* _Objective_: Write out each line from the data below that includes the word "symbol".

* _Excerpted data_:
==================================================
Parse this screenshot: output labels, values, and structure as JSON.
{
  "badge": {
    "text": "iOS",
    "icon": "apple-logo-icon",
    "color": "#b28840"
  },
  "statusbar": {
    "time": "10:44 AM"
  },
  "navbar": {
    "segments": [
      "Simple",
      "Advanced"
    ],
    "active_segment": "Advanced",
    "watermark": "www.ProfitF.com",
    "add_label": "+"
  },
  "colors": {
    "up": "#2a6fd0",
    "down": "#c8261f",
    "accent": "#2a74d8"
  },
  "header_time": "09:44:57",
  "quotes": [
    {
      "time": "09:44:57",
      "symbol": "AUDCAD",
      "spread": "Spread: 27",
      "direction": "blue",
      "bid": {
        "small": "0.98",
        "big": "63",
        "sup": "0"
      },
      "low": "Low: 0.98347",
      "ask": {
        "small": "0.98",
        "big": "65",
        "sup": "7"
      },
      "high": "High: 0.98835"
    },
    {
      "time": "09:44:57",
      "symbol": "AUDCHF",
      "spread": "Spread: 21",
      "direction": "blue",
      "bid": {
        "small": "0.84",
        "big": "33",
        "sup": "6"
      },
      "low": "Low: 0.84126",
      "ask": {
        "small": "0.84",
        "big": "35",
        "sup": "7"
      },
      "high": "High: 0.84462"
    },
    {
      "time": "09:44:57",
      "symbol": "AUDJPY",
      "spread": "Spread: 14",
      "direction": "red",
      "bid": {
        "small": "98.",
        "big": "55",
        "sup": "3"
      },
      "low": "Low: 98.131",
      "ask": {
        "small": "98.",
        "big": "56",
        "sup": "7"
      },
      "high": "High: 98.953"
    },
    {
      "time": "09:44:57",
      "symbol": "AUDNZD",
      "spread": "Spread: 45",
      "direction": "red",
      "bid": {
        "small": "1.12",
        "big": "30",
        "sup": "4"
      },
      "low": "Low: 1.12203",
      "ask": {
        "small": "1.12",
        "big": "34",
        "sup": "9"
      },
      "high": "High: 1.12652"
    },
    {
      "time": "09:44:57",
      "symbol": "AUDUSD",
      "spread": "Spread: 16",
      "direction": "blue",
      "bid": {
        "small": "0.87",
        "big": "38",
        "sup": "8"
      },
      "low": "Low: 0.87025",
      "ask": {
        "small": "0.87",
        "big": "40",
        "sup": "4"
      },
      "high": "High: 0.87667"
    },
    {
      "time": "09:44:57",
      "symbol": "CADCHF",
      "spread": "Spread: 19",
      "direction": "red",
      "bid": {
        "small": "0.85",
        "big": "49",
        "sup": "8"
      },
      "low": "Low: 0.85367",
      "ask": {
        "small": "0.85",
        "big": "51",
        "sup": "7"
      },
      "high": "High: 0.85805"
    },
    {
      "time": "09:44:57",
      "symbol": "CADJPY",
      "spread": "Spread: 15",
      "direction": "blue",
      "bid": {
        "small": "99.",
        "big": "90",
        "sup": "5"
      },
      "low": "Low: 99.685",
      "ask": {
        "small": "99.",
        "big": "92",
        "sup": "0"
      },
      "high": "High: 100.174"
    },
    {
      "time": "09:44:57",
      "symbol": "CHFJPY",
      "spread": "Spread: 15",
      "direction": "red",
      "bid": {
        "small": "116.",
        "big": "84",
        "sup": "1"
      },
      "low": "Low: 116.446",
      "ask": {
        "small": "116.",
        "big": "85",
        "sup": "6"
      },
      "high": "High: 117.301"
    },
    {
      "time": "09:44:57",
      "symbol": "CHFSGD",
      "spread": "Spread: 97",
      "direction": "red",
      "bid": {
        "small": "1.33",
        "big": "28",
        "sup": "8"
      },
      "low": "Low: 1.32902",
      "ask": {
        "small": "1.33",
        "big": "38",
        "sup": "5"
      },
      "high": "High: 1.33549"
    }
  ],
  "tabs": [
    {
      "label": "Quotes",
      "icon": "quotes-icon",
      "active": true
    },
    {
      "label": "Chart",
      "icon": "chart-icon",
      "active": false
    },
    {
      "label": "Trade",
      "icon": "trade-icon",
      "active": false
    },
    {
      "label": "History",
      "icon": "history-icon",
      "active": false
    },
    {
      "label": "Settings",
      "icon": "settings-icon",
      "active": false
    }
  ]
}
==================================================
* _In response_:
      "symbol": "AUDCAD",
      "symbol": "AUDCHF",
      "symbol": "AUDJPY",
      "symbol": "AUDNZD",
      "symbol": "AUDUSD",
      "symbol": "CADCHF",
      "symbol": "CADJPY",
      "symbol": "CHFJPY",
      "symbol": "CHFSGD",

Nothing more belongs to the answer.